[Stored items from a collection]
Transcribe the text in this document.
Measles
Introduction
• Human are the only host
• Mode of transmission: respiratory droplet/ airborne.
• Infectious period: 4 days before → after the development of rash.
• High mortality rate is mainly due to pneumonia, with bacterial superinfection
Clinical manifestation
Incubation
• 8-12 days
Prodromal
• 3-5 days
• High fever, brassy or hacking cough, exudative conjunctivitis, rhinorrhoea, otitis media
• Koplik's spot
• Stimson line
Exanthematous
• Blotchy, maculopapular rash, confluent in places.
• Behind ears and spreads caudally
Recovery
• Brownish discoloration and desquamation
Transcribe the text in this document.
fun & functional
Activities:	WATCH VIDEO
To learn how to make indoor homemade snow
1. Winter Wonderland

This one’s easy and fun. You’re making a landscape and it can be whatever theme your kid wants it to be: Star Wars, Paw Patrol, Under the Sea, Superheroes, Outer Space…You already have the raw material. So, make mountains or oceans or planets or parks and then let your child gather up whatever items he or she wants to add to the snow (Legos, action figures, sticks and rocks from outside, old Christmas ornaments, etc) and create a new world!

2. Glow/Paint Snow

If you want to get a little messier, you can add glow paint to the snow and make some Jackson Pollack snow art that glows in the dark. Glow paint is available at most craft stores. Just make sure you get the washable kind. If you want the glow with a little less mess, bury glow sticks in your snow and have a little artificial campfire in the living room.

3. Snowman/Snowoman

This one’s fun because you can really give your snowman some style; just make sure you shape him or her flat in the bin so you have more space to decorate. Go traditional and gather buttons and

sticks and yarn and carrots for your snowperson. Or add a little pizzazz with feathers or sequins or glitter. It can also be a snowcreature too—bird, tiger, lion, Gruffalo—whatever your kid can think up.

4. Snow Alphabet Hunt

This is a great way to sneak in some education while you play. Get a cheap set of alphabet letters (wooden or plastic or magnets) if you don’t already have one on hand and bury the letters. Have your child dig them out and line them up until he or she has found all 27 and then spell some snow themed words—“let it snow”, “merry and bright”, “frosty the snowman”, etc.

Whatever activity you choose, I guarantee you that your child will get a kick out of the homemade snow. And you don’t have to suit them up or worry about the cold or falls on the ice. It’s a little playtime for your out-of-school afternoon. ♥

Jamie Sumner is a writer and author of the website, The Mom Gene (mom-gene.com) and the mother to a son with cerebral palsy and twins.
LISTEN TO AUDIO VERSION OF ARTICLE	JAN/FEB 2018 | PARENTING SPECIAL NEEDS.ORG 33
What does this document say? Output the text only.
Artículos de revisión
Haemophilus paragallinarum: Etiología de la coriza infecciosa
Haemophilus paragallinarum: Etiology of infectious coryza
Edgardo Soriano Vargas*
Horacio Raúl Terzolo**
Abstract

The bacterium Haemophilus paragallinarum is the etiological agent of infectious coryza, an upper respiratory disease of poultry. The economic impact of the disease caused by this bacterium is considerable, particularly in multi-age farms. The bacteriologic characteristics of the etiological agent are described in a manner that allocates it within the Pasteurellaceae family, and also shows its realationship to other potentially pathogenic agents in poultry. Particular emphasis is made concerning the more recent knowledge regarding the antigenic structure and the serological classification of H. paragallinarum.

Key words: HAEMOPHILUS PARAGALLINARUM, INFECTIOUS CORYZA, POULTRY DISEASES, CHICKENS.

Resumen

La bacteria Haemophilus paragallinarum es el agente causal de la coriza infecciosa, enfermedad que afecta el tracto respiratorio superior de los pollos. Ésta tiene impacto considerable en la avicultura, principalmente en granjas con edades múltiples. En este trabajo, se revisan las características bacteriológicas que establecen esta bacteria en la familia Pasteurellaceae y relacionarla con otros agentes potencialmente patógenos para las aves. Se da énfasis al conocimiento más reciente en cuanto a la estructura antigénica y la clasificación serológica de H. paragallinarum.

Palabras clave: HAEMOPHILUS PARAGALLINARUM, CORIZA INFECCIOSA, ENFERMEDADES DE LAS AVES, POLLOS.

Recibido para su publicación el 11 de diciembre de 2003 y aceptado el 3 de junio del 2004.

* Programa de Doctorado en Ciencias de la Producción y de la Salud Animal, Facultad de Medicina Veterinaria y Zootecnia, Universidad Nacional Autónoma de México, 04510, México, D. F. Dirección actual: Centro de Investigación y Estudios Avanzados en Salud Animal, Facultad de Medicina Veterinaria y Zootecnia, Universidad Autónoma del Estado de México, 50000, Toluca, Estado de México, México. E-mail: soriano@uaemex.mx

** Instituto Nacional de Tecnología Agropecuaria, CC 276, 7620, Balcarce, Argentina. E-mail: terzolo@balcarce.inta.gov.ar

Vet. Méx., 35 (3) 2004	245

## Aim of the exercise
Using the data above, reproduce every line exactly.

## Answer area
Transcribe the text in this document.
Measles
Introduction
• Human are the only host
• Mode of transmission: respiratory droplet/ airborne.
• Infectious period: 4 days before → after the development of rash.
• High mortality rate is mainly due to pneumonia, with bacterial superinfection
Clinical manifestation
Incubation
• 8-12 days
Prodromal
• 3-5 days
• High fever, brassy or hacking cough, exudative conjunctivitis, rhinorrhoea, otitis media
• Koplik's spot
• Stimson line
Exanthematous
• Blotchy, maculopapular rash, confluent in places.
• Behind ears and spreads caudally
Recovery
• Brownish discoloration and desquamation
Transcribe the text in this document.
fun & functional
Activities:	WATCH VIDEO
To learn how to make indoor homemade snow
1. Winter Wonderland

This one’s easy and fun. You’re making a landscape and it can be whatever theme your kid wants it to be: Star Wars, Paw Patrol, Under the Sea, Superheroes, Outer Space…You already have the raw material. So, make mountains or oceans or planets or parks and then let your child gather up whatever items he or she wants to add to the snow (Legos, action figures, sticks and rocks from outside, old Christmas ornaments, etc) and create a new world!

2. Glow/Paint Snow

If you want to get a little messier, you can add glow paint to the snow and make some Jackson Pollack snow art that glows in the dark. Glow paint is available at most craft stores. Just make sure you get the washable kind. If you want the glow with a little less mess, bury glow sticks in your snow and have a little artificial campfire in the living room.

3. Snowman/Snowoman

This one’s fun because you can really give your snowman some style; just make sure you shape him or her flat in the bin so you have more space to decorate. Go traditional and gather buttons and

sticks and yarn and carrots for your snowperson. Or add a little pizzazz with feathers or sequins or glitter. It can also be a snowcreature too—bird, tiger, lion, Gruffalo—whatever your kid can think up.

4. Snow Alphabet Hunt

This is a great way to sneak in some education while you play. Get a cheap set of alphabet letters (wooden or plastic or magnets) if you don’t already have one on hand and bury the letters. Have your child dig them out and line them up until he or she has found all 27 and then spell some snow themed words—“let it snow”, “merry and bright”, “frosty the snowman”, etc.

Whatever activity you choose, I guarantee you that your child will get a kick out of the homemade snow. And you don’t have to suit them up or worry about the cold or falls on the ice. It’s a little playtime for your out-of-school afternoon. ♥

Jamie Sumner is a writer and author of the website, The Mom Gene (mom-gene.com) and the mother to a son with cerebral palsy and twins.
LISTEN TO AUDIO VERSION OF ARTICLE	JAN/FEB 2018 | PARENTING SPECIAL NEEDS.ORG 33
What does this document say? Output the text only.
Artículos de revisión
Haemophilus paragallinarum: Etiología de la coriza infecciosa
Haemophilus paragallinarum: Etiology of infectious coryza
Edgardo Soriano Vargas*
Horacio Raúl Terzolo**
Abstract

The bacterium Haemophilus paragallinarum is the etiological agent of infectious coryza, an upper respiratory disease of poultry. The economic impact of the disease caused by this bacterium is considerable, particularly in multi-age farms. The bacteriologic characteristics of the etiological agent are described in a manner that allocates it within the Pasteurellaceae family, and also shows its realationship to other potentially pathogenic agents in poultry. Particular emphasis is made concerning the more recent knowledge regarding the antigenic structure and the serological classification of H. paragallinarum.

Key words: HAEMOPHILUS PARAGALLINARUM, INFECTIOUS CORYZA, POULTRY DISEASES, CHICKENS.

Resumen

La bacteria Haemophilus paragallinarum es el agente causal de la coriza infecciosa, enfermedad que afecta el tracto respiratorio superior de los pollos. Ésta tiene impacto considerable en la avicultura, principalmente en granjas con edades múltiples. En este trabajo, se revisan las características bacteriológicas que establecen esta bacteria en la familia Pasteurellaceae y relacionarla con otros agentes potencialmente patógenos para las aves. Se da énfasis al conocimiento más reciente en cuanto a la estructura antigénica y la clasificación serológica de H. paragallinarum.

Palabras clave: HAEMOPHILUS PARAGALLINARUM, CORIZA INFECCIOSA, ENFERMEDADES DE LAS AVES, POLLOS.

Recibido para su publicación el 11 de diciembre de 2003 y aceptado el 3 de junio del 2004.

* Programa de Doctorado en Ciencias de la Producción y de la Salud Animal, Facultad de Medicina Veterinaria y Zootecnia, Universidad Nacional Autónoma de México, 04510, México, D. F. Dirección actual: Centro de Investigación y Estudios Avanzados en Salud Animal, Facultad de Medicina Veterinaria y Zootecnia, Universidad Autónoma del Estado de México, 50000, Toluca, Estado de México, México. E-mail: soriano@uaemex.mx

** Instituto Nacional de Tecnología Agropecuaria, CC 276, 7620, Balcarce, Argentina. E-mail: terzolo@balcarce.inta.gov.ar

Vet. Méx., 35 (3) 2004	245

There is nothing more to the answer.